[Dataset entries]
-------
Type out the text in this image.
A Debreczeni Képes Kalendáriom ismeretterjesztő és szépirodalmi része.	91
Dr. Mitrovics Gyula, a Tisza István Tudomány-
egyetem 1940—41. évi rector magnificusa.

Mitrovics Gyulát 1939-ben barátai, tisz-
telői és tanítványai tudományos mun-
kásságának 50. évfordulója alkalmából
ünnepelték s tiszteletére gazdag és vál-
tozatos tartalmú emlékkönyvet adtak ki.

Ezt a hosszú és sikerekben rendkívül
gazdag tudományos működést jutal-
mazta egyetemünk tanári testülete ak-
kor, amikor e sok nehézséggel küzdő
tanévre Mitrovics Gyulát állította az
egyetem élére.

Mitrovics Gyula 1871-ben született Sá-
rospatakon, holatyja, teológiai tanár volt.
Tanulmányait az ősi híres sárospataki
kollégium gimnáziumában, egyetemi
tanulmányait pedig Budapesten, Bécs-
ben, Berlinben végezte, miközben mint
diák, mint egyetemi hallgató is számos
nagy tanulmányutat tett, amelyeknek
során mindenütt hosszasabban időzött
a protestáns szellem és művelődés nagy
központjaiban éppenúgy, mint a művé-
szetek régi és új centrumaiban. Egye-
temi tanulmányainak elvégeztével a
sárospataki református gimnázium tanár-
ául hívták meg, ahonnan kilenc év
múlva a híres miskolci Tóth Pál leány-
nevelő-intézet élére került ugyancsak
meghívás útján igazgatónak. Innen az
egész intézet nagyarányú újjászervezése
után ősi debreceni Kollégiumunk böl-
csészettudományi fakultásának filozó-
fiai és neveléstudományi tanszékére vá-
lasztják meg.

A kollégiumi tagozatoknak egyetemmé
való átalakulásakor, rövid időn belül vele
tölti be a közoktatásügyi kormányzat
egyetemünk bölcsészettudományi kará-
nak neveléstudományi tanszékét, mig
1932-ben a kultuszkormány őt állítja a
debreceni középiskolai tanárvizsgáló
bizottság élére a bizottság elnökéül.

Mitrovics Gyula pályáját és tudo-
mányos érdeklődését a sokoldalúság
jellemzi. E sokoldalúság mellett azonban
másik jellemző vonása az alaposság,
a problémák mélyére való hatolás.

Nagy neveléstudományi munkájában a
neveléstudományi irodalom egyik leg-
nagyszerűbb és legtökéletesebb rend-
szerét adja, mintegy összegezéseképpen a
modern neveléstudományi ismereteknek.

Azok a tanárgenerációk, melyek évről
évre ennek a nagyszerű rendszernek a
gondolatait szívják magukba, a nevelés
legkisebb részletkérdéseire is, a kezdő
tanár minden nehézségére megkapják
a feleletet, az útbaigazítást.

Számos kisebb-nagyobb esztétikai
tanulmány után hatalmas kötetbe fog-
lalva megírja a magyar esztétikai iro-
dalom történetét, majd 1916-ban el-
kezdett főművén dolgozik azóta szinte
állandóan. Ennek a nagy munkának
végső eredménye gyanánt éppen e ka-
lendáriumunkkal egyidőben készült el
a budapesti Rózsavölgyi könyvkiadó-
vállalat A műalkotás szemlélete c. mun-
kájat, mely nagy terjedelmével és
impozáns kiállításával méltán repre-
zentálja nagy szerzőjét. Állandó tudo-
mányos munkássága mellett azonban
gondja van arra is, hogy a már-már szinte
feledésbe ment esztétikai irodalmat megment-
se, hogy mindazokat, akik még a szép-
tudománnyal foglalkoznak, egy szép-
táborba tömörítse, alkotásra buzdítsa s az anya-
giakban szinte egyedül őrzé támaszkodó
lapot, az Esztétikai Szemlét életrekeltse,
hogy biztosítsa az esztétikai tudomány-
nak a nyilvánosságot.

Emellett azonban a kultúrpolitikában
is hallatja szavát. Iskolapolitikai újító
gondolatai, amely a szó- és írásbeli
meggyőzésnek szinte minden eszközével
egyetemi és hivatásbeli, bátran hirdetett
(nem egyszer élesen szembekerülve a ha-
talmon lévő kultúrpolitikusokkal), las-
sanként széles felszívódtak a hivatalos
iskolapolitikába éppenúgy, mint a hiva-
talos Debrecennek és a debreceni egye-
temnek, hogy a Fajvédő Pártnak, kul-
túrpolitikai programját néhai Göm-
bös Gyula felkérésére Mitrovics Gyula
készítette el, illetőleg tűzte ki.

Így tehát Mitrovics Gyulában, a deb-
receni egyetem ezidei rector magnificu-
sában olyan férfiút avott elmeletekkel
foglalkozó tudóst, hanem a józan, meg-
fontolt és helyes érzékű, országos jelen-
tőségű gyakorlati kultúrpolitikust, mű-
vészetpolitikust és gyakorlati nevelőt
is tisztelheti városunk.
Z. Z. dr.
-------
• **PROBLEM TO WORK ON**: Gather each line that holds "sárospataki".

• **EXPECTED ANSWER**:
Tanulmányait az ősi híres sárospataki
sárospataki református gimnázium tanár-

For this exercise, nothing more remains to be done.